[Stored data]
******************************

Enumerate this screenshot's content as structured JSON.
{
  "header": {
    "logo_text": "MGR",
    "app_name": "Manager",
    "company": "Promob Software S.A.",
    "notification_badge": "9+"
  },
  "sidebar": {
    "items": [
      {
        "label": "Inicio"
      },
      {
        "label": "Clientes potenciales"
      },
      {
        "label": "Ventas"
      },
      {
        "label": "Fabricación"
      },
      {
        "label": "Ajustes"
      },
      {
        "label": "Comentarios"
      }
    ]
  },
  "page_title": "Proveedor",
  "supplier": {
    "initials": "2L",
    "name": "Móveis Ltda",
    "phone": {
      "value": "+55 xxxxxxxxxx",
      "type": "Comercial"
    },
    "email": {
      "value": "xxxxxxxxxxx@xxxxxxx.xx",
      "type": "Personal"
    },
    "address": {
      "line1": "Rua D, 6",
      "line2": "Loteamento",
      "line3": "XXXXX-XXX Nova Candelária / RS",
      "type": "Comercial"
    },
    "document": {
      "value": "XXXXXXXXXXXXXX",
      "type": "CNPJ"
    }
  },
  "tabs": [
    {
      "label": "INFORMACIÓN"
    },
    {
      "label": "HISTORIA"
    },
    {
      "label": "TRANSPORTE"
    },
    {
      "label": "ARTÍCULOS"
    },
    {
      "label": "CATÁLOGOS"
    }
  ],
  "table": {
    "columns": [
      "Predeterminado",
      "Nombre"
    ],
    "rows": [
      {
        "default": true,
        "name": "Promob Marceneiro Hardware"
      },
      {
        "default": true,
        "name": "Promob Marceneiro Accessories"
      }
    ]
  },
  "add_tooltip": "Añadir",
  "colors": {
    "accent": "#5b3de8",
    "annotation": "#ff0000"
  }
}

******************************

Goal: Please copy out each record, character for character.

Problem solution:
Enumerate this screenshot's content as structured JSON.
{
  "header": {
    "logo_text": "MGR",
    "app_name": "Manager",
    "company": "Promob Software S.A.",
    "notification_badge": "9+"
  },
  "sidebar": {
    "items": [
      {
        "label": "Inicio"
      },
      {
        "label": "Clientes potenciales"
      },
      {
        "label": "Ventas"
      },
      {
        "label": "Fabricación"
      },
      {
        "label": "Ajustes"
      },
      {
        "label": "Comentarios"
      }
    ]
  },
  "page_title": "Proveedor",
  "supplier": {
    "initials": "2L",
    "name": "Móveis Ltda",
    "phone": {
      "value": "+55 xxxxxxxxxx",
      "type": "Comercial"
    },
    "email": {
      "value": "xxxxxxxxxxx@xxxxxxx.xx",
      "type": "Personal"
    },
    "address": {
      "line1": "Rua D, 6",
      "line2": "Loteamento",
      "line3": "XXXXX-XXX Nova Candelária / RS",
      "type": "Comercial"
    },
    "document": {
      "value": "XXXXXXXXXXXXXX",
      "type": "CNPJ"
    }
  },
  "tabs": [
    {
      "label": "INFORMACIÓN"
    },
    {
      "label": "HISTORIA"
    },
    {
      "label": "TRANSPORTE"
    },
    {
      "label": "ARTÍCULOS"
    },
    {
      "label": "CATÁLOGOS"
    }
  ],
  "table": {
    "columns": [
      "Predeterminado",
      "Nombre"
    ],
    "rows": [
      {
        "default": true,
        "name": "Promob Marceneiro Hardware"
      },
      {
        "default": true,
        "name": "Promob Marceneiro Accessories"
      }
    ]
  },
  "add_tooltip": "Añadir",
  "colors": {
    "accent": "#5b3de8",
    "annotation": "#ff0000"
  }
}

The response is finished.